■ Task inputs ■

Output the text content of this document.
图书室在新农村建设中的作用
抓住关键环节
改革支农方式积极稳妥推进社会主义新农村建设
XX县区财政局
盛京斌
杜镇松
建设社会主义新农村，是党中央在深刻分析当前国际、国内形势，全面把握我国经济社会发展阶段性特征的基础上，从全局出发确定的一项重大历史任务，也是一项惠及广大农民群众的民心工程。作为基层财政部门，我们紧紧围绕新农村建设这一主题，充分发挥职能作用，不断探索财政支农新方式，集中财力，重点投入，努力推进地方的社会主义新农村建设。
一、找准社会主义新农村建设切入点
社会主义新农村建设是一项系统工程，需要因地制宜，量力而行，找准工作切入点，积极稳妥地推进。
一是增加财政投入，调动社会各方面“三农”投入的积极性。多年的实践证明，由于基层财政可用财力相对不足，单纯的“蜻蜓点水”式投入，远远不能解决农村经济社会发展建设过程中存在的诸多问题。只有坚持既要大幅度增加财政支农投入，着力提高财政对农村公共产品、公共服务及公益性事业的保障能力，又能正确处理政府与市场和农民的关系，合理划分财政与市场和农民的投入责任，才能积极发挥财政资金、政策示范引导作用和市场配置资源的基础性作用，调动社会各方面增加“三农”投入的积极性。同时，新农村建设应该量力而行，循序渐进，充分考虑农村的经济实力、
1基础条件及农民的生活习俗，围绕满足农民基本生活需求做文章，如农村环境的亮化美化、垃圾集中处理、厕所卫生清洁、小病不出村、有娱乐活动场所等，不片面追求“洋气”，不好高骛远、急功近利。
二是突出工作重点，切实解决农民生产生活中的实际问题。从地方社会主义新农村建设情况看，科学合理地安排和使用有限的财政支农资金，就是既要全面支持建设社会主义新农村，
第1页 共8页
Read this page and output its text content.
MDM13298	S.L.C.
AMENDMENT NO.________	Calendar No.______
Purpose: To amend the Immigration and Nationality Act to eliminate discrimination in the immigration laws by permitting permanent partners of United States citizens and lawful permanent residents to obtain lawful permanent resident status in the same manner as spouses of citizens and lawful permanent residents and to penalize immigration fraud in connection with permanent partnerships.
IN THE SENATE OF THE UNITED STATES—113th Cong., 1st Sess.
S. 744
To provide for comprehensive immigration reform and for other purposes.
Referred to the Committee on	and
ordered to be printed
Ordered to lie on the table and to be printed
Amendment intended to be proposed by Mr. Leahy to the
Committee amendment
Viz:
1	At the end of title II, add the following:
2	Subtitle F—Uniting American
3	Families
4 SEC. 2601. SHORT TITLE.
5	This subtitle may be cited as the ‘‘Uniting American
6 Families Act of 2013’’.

■ Prompt ■
Tell how many lines in the material contain the word "content". Only the number is wanted.

■ Correct output ■
2